Saved entries

-- -- --

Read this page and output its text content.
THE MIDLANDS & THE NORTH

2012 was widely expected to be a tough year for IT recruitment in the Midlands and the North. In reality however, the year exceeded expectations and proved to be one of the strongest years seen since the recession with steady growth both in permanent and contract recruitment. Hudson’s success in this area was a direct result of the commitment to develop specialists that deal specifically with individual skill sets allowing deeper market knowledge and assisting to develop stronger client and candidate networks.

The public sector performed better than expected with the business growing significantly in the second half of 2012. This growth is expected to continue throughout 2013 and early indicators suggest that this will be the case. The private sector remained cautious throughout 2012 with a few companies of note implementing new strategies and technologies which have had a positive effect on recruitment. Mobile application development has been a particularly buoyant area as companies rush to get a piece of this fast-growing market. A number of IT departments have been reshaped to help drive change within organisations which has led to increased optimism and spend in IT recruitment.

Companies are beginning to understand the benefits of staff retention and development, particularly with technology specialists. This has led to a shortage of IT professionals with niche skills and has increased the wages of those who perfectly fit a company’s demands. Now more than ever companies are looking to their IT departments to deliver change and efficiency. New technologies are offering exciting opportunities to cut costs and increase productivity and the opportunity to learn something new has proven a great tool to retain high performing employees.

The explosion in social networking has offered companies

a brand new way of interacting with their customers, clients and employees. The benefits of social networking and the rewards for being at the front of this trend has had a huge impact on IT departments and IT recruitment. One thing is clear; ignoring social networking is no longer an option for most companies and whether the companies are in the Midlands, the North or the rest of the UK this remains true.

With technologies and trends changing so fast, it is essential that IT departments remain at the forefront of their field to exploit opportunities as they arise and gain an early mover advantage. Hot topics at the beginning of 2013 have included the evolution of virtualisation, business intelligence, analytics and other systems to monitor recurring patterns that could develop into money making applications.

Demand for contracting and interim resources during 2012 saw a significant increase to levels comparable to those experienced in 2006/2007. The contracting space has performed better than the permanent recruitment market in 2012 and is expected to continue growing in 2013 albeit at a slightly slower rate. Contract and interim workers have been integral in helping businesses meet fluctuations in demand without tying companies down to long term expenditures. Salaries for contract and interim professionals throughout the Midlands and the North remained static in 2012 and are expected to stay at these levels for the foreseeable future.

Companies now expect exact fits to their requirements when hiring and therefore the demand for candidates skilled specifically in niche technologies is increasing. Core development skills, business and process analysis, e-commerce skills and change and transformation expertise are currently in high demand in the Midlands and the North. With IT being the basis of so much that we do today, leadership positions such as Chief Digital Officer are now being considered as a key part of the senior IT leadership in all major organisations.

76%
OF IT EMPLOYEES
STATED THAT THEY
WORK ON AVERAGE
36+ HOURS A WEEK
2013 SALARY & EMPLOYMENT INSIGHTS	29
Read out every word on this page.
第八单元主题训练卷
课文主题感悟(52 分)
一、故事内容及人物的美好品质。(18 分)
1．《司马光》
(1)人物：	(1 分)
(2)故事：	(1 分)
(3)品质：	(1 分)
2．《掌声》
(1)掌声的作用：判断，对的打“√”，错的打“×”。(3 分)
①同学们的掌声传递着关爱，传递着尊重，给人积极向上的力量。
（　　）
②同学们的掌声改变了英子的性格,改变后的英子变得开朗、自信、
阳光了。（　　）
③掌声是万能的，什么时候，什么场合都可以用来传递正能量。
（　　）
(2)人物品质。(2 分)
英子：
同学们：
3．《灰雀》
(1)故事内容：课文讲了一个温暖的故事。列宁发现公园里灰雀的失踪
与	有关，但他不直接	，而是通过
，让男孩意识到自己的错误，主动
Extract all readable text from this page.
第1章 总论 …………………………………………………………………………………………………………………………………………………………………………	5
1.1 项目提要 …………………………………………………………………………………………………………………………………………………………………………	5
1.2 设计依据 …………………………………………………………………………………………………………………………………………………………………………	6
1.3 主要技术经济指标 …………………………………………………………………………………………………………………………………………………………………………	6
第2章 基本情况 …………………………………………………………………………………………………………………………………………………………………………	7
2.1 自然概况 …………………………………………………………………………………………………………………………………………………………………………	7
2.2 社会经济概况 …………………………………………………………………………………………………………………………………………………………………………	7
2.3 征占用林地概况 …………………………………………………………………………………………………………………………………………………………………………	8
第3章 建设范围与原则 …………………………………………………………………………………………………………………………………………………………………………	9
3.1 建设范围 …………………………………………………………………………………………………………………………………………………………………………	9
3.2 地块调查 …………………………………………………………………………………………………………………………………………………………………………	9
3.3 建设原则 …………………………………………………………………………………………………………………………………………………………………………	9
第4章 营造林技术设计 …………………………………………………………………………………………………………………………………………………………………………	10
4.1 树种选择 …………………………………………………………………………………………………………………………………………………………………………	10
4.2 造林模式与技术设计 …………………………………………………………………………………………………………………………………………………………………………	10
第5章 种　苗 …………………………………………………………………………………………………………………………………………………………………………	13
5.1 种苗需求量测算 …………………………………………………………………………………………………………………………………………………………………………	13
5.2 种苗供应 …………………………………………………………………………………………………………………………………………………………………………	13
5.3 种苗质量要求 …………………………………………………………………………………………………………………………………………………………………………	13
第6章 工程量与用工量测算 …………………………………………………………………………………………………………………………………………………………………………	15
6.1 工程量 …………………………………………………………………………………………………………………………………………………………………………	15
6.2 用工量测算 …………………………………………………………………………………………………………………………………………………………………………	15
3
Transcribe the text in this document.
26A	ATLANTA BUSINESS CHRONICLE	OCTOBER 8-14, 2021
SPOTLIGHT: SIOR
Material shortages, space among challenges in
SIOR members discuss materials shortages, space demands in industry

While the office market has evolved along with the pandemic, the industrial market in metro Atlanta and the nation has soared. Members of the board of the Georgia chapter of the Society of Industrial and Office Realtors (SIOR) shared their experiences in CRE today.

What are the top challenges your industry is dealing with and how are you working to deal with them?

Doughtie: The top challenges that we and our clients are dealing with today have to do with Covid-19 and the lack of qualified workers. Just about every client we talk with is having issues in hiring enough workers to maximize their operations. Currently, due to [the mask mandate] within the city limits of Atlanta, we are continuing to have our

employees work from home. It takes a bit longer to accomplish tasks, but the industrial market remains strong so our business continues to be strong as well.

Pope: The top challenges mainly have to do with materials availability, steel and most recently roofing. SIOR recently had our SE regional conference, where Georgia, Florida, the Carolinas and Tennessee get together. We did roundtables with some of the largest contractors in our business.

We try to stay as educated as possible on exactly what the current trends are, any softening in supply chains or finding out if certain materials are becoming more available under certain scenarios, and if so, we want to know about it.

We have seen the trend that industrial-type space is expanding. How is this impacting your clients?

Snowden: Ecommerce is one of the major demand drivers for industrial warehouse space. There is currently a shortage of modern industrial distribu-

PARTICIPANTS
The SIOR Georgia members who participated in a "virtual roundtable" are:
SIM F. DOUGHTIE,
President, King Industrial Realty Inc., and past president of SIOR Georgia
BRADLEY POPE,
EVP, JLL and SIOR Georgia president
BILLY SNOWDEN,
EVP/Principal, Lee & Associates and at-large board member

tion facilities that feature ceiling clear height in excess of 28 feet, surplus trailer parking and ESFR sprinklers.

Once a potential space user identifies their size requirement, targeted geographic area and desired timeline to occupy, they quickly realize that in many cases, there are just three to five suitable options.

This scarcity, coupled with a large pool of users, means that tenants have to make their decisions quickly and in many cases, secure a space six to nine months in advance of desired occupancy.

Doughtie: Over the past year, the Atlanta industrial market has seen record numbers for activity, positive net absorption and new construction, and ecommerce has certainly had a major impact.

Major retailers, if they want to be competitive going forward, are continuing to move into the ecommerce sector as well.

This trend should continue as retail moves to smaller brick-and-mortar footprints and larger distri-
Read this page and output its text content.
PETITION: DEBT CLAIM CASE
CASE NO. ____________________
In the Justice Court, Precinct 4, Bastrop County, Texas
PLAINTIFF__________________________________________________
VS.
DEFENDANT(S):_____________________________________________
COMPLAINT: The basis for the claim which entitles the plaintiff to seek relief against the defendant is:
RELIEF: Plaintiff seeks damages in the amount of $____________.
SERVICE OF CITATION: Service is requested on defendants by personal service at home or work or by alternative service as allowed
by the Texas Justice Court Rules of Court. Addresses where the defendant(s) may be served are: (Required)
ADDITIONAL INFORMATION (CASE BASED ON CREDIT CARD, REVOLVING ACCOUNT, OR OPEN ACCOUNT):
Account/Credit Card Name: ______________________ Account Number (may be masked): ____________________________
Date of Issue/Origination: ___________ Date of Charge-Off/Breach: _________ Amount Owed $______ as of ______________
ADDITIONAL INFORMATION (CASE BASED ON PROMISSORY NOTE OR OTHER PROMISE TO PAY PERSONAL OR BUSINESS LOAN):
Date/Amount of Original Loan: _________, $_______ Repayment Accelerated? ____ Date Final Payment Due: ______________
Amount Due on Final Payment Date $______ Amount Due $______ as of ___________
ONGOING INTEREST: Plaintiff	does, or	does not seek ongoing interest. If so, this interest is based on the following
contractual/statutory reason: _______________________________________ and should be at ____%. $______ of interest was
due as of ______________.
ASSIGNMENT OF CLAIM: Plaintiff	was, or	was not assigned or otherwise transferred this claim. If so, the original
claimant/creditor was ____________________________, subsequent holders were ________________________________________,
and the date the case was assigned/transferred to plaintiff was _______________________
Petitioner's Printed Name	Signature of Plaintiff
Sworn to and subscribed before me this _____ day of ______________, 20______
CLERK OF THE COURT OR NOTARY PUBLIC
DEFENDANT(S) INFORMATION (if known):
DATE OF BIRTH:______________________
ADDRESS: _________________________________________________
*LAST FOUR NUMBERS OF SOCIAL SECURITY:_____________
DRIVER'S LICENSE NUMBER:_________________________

-- -- --

**WHAT THE TASK ASKS:** Find the word "assigned" in the data and copy out each line where it turns up.

**WRITTEN REPLY:**
ASSIGNMENT OF CLAIM: Plaintiff	was, or	was not assigned or otherwise transferred this claim. If so, the original
and the date the case was assigned/transferred to plaintiff was _______________________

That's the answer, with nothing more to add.